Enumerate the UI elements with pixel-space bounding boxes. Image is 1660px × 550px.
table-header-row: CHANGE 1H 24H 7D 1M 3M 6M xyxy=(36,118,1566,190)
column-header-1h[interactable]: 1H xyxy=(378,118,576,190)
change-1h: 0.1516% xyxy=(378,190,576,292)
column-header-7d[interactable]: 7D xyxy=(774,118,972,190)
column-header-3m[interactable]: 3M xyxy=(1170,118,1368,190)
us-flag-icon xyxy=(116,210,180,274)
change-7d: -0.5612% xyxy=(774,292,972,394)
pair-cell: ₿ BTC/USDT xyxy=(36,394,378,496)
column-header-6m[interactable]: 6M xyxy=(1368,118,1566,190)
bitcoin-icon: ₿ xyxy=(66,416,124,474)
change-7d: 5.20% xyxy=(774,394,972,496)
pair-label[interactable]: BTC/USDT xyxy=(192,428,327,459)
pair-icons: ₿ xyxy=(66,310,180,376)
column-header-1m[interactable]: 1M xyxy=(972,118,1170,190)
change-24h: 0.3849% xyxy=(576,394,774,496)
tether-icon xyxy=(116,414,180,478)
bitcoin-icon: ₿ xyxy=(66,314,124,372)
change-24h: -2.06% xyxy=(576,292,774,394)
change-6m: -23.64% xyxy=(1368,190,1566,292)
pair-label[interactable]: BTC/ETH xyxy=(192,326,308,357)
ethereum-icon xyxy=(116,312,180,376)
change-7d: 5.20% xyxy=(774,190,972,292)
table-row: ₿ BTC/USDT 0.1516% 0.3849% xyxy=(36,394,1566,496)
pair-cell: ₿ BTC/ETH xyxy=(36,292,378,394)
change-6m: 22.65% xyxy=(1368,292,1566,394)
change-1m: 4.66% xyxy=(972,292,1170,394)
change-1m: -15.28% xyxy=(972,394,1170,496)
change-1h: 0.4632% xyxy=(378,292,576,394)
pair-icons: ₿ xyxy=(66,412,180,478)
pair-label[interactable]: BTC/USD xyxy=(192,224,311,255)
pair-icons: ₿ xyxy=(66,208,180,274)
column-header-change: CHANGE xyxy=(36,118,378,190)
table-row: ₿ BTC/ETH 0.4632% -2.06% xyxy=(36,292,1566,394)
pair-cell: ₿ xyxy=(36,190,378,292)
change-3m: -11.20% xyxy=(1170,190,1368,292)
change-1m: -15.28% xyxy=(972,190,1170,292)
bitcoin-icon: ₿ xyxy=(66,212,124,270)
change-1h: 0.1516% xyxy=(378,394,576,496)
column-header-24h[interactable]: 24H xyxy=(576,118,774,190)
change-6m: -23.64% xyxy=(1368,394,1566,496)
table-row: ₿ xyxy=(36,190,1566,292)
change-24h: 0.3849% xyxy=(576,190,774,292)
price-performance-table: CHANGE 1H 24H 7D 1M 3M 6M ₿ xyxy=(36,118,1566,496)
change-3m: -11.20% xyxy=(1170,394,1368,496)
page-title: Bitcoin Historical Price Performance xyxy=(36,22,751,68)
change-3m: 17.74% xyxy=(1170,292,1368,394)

════════

* _What this task involves_
Write out the data word for word, from its first line through the line that contains "table-row: ₿ xyxy=(36,190,1566,292)", with both of those lines included.

* _Task answer_
Enumerate the UI elements with pixel-space bounding boxes. Image is 1660px × 550px.
table-header-row: CHANGE 1H 24H 7D 1M 3M 6M xyxy=(36,118,1566,190)
column-header-1h[interactable]: 1H xyxy=(378,118,576,190)
change-1h: 0.1516% xyxy=(378,190,576,292)
column-header-7d[interactable]: 7D xyxy=(774,118,972,190)
column-header-3m[interactable]: 3M xyxy=(1170,118,1368,190)
us-flag-icon xyxy=(116,210,180,274)
change-7d: -0.5612% xyxy=(774,292,972,394)
pair-cell: ₿ BTC/USDT xyxy=(36,394,378,496)
column-header-6m[interactable]: 6M xyxy=(1368,118,1566,190)
bitcoin-icon: ₿ xyxy=(66,416,124,474)
change-7d: 5.20% xyxy=(774,394,972,496)
pair-label[interactable]: BTC/USDT xyxy=(192,428,327,459)
pair-icons: ₿ xyxy=(66,310,180,376)
column-header-1m[interactable]: 1M xyxy=(972,118,1170,190)
change-24h: 0.3849% xyxy=(576,394,774,496)
tether-icon xyxy=(116,414,180,478)
bitcoin-icon: ₿ xyxy=(66,314,124,372)
change-24h: -2.06% xyxy=(576,292,774,394)
change-6m: -23.64% xyxy=(1368,190,1566,292)
pair-label[interactable]: BTC/ETH xyxy=(192,326,308,357)
ethereum-icon xyxy=(116,312,180,376)
change-7d: 5.20% xyxy=(774,190,972,292)
table-row: ₿ BTC/USDT 0.1516% 0.3849% xyxy=(36,394,1566,496)
pair-cell: ₿ BTC/ETH xyxy=(36,292,378,394)
change-6m: 22.65% xyxy=(1368,292,1566,394)
change-1m: 4.66% xyxy=(972,292,1170,394)
change-1m: -15.28% xyxy=(972,394,1170,496)
change-1h: 0.4632% xyxy=(378,292,576,394)
pair-icons: ₿ xyxy=(66,412,180,478)
pair-label[interactable]: BTC/USD xyxy=(192,224,311,255)
pair-icons: ₿ xyxy=(66,208,180,274)
column-header-change: CHANGE xyxy=(36,118,378,190)
table-row: ₿ BTC/ETH 0.4632% -2.06% xyxy=(36,292,1566,394)
pair-cell: ₿ xyxy=(36,190,378,292)
change-3m: -11.20% xyxy=(1170,190,1368,292)
change-1m: -15.28% xyxy=(972,190,1170,292)
bitcoin-icon: ₿ xyxy=(66,212,124,270)
change-1h: 0.1516% xyxy=(378,394,576,496)
column-header-24h[interactable]: 24H xyxy=(576,118,774,190)
change-6m: -23.64% xyxy=(1368,394,1566,496)
table-row: ₿ xyxy=(36,190,1566,292)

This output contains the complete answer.